### Set task:
Restate the listing below word for word, omitting any images.

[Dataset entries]
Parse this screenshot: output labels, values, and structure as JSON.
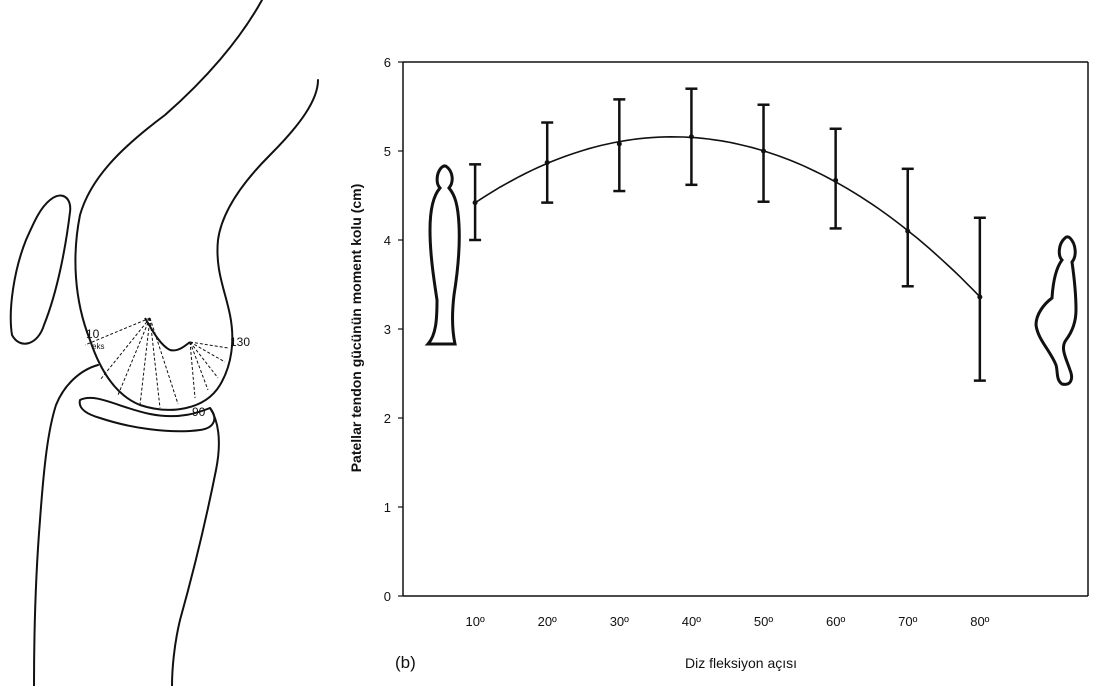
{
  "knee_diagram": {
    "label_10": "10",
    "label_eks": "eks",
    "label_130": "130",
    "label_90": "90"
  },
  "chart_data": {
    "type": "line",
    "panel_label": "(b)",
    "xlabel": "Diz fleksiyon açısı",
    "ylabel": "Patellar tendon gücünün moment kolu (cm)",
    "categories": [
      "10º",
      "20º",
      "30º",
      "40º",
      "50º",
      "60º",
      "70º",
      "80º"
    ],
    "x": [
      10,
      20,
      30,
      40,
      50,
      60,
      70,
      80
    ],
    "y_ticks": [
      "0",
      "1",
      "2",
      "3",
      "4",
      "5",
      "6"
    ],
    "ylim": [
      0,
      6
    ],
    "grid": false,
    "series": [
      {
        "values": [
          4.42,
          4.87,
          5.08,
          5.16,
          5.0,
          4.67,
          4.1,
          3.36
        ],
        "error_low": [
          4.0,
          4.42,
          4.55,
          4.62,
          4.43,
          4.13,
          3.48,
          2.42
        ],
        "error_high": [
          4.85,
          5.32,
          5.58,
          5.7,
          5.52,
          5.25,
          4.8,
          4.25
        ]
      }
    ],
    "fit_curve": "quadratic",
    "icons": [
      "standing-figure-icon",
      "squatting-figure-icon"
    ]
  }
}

### Right answer:
Parse this screenshot: output labels, values, and structure as JSON.
{
  "knee_diagram": {
    "label_10": "10",
    "label_eks": "eks",
    "label_130": "130",
    "label_90": "90"
  },
  "chart_data": {
    "type": "line",
    "panel_label": "(b)",
    "xlabel": "Diz fleksiyon açısı",
    "ylabel": "Patellar tendon gücünün moment kolu (cm)",
    "categories": [
      "10º",
      "20º",
      "30º",
      "40º",
      "50º",
      "60º",
      "70º",
      "80º"
    ],
    "x": [
      10,
      20,
      30,
      40,
      50,
      60,
      70,
      80
    ],
    "y_ticks": [
      "0",
      "1",
      "2",
      "3",
      "4",
      "5",
      "6"
    ],
    "ylim": [
      0,
      6
    ],
    "grid": false,
    "series": [
      {
        "values": [
          4.42,
          4.87,
          5.08,
          5.16,
          5.0,
          4.67,
          4.1,
          3.36
        ],
        "error_low": [
          4.0,
          4.42,
          4.55,
          4.62,
          4.43,
          4.13,
          3.48,
          2.42
        ],
        "error_high": [
          4.85,
          5.32,
          5.58,
          5.7,
          5.52,
          5.25,
          4.8,
          4.25
        ]
      }
    ],
    "fit_curve": "quadratic",
    "icons": [
      "standing-figure-icon",
      "squatting-figure-icon"
    ]
  }
}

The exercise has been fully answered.